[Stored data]
○ ○ ○ ○

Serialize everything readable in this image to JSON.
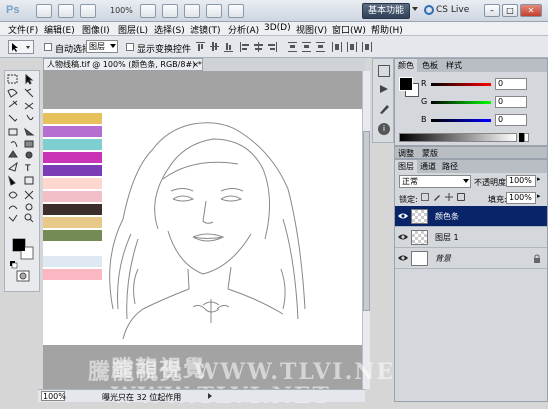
{
  "titlebar": {
    "app_icon": "Ps",
    "zoom": "100%",
    "workspace_button": "基本功能",
    "cslive": "CS Live"
  },
  "menu": [
    "文件(F)",
    "编辑(E)",
    "图像(I)",
    "图层(L)",
    "选择(S)",
    "滤镜(T)",
    "分析(A)",
    "3D(D)",
    "视图(V)",
    "窗口(W)",
    "帮助(H)"
  ],
  "options": {
    "auto_select_label": "自动选择:",
    "auto_select_value": "图层",
    "show_transform_label": "显示变换控件"
  },
  "document": {
    "tab_title": "人物线稿.tif @ 100% (颜色条, RGB/8#) *",
    "zoom": "100%",
    "status_text": "曝光只在 32 位起作用",
    "watermark": "騰龍視覺  WWW.TLVI.NET"
  },
  "swatches": [
    "#e7c25c",
    "#b56fd1",
    "#7ecfd0",
    "#c933b5",
    "#7a3bb5",
    "#ffd7cf",
    "#f2bfc9",
    "#3b2e2b",
    "#e8c98a",
    "#758b55",
    "#ffffff",
    "#dfe9f3",
    "#fbb8c3"
  ],
  "colors": {
    "foreground": "#000000",
    "background": "#ffffff",
    "accent": "#0a246a"
  },
  "color_panel": {
    "tabs": [
      "颜色",
      "色板",
      "样式"
    ],
    "r_label": "R",
    "g_label": "G",
    "b_label": "B",
    "r_value": "0",
    "g_value": "0",
    "b_value": "0"
  },
  "adjust_tabs": [
    "调整",
    "蒙版"
  ],
  "layers_panel": {
    "tabs": [
      "图层",
      "通道",
      "路径"
    ],
    "blend_mode": "正常",
    "opacity_label": "不透明度:",
    "opacity_value": "100%",
    "lock_label": "锁定:",
    "fill_label": "填充:",
    "fill_value": "100%",
    "layers": [
      {
        "name": "颜色条",
        "selected": true
      },
      {
        "name": "图层 1",
        "selected": false
      },
      {
        "name": "背景",
        "selected": false
      }
    ]
  }
}
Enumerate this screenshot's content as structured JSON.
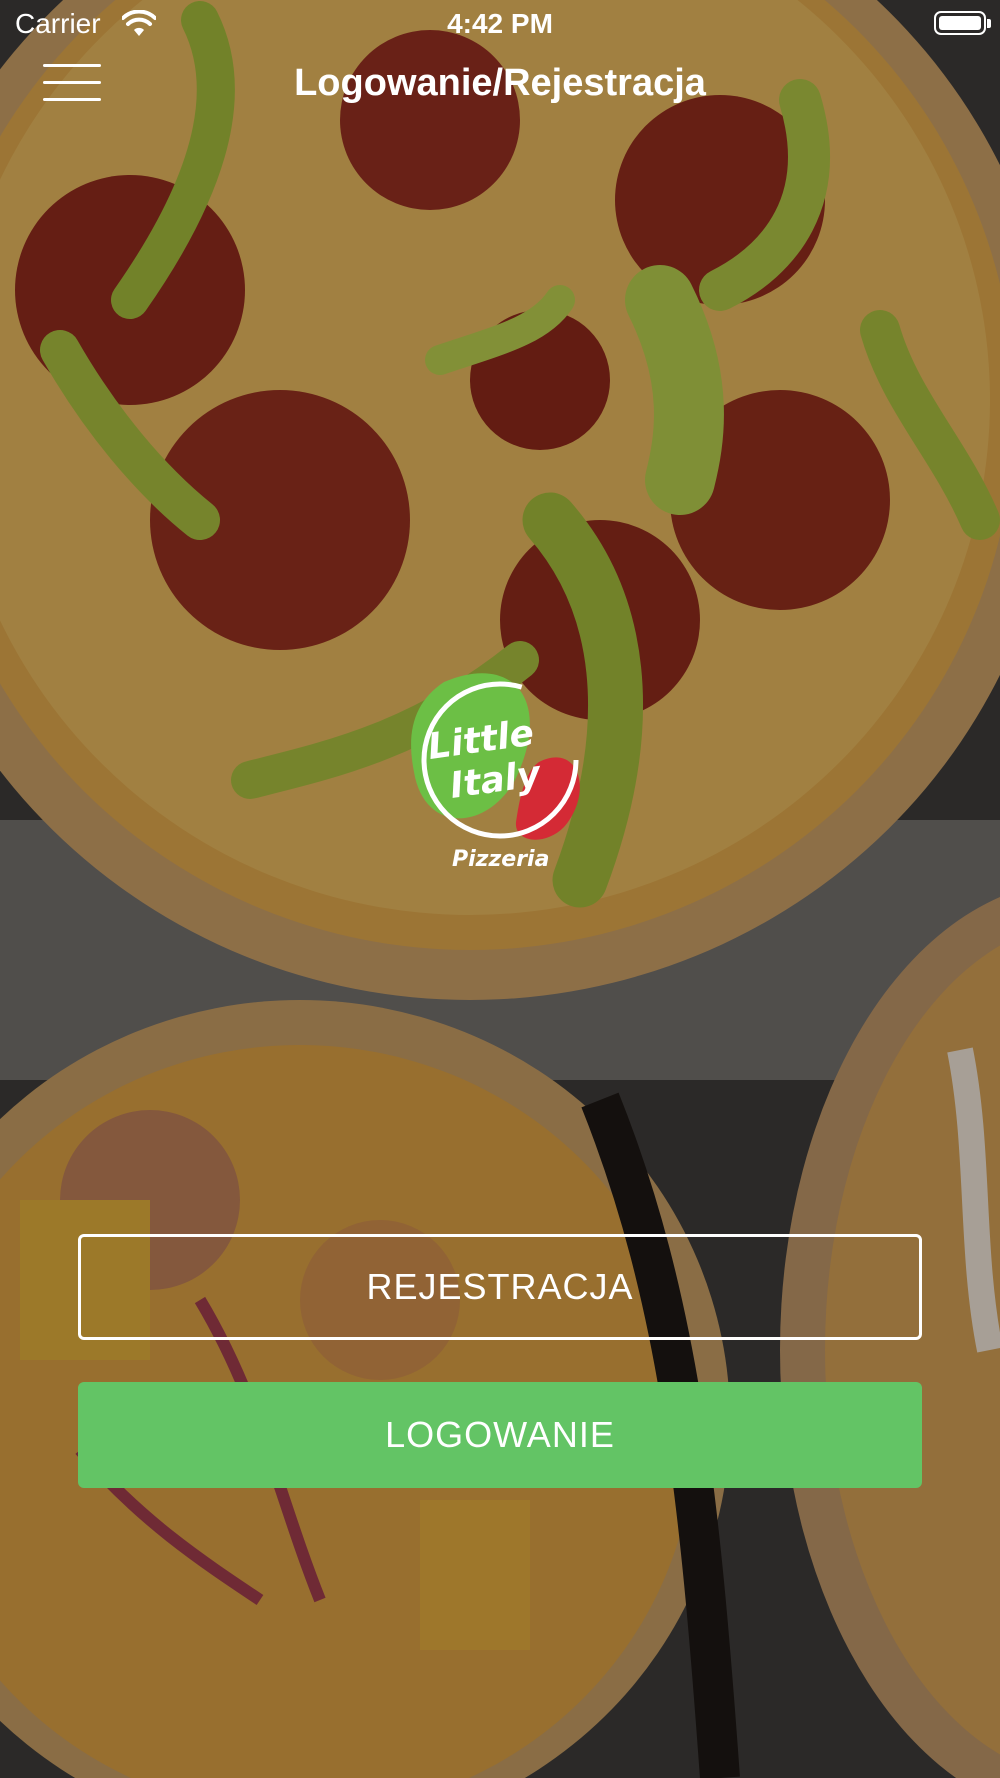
{
  "status_bar": {
    "carrier": "Carrier",
    "time": "4:42 PM",
    "wifi_icon": "wifi-icon",
    "battery_icon": "battery-icon"
  },
  "nav": {
    "title": "Logowanie/Rejestracja",
    "menu_icon": "hamburger-menu-icon"
  },
  "logo": {
    "line1": "Little",
    "line2": "Italy",
    "tagline": "Pizzeria",
    "colors": {
      "green": "#6cbf45",
      "red": "#d42a35",
      "white": "#ffffff"
    }
  },
  "actions": {
    "register_label": "REJESTRACJA",
    "login_label": "LOGOWANIE"
  },
  "colors": {
    "accent_green": "#63c465",
    "text": "#ffffff"
  }
}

○ ○ ○ ○

WHAT IS BEING ASKED >> Leave out the pictures and transcribe everything else exactly.

CORRECT OUTPUT >>
Serialize everything readable in this image to JSON.
{
  "titlebar": {
    "app_icon": "Ps",
    "zoom": "100%",
    "workspace_button": "基本功能",
    "cslive": "CS Live"
  },
  "menu": [
    "文件(F)",
    "编辑(E)",
    "图像(I)",
    "图层(L)",
    "选择(S)",
    "滤镜(T)",
    "分析(A)",
    "3D(D)",
    "视图(V)",
    "窗口(W)",
    "帮助(H)"
  ],
  "options": {
    "auto_select_label": "自动选择:",
    "auto_select_value": "图层",
    "show_transform_label": "显示变换控件"
  },
  "document": {
    "tab_title": "人物线稿.tif @ 100% (颜色条, RGB/8#) *",
    "zoom": "100%",
    "status_text": "曝光只在 32 位起作用",
    "watermark": "騰龍視覺  WWW.TLVI.NET"
  },
  "swatches": [
    "#e7c25c",
    "#b56fd1",
    "#7ecfd0",
    "#c933b5",
    "#7a3bb5",
    "#ffd7cf",
    "#f2bfc9",
    "#3b2e2b",
    "#e8c98a",
    "#758b55",
    "#ffffff",
    "#dfe9f3",
    "#fbb8c3"
  ],
  "colors": {
    "foreground": "#000000",
    "background": "#ffffff",
    "accent": "#0a246a"
  },
  "color_panel": {
    "tabs": [
      "颜色",
      "色板",
      "样式"
    ],
    "r_label": "R",
    "g_label": "G",
    "b_label": "B",
    "r_value": "0",
    "g_value": "0",
    "b_value": "0"
  },
  "adjust_tabs": [
    "调整",
    "蒙版"
  ],
  "layers_panel": {
    "tabs": [
      "图层",
      "通道",
      "路径"
    ],
    "blend_mode": "正常",
    "opacity_label": "不透明度:",
    "opacity_value": "100%",
    "lock_label": "锁定:",
    "fill_label": "填充:",
    "fill_value": "100%",
    "layers": [
      {
        "name": "颜色条",
        "selected": true
      },
      {
        "name": "图层 1",
        "selected": false
      },
      {
        "name": "背景",
        "selected": false
      }
    ]
  }
}
Enumerate this screenshot's content as structured JSON.
{
  "status_bar": {
    "carrier": "Carrier",
    "time": "4:42 PM",
    "wifi_icon": "wifi-icon",
    "battery_icon": "battery-icon"
  },
  "nav": {
    "title": "Logowanie/Rejestracja",
    "menu_icon": "hamburger-menu-icon"
  },
  "logo": {
    "line1": "Little",
    "line2": "Italy",
    "tagline": "Pizzeria",
    "colors": {
      "green": "#6cbf45",
      "red": "#d42a35",
      "white": "#ffffff"
    }
  },
  "actions": {
    "register_label": "REJESTRACJA",
    "login_label": "LOGOWANIE"
  },
  "colors": {
    "accent_green": "#63c465",
    "text": "#ffffff"
  }
}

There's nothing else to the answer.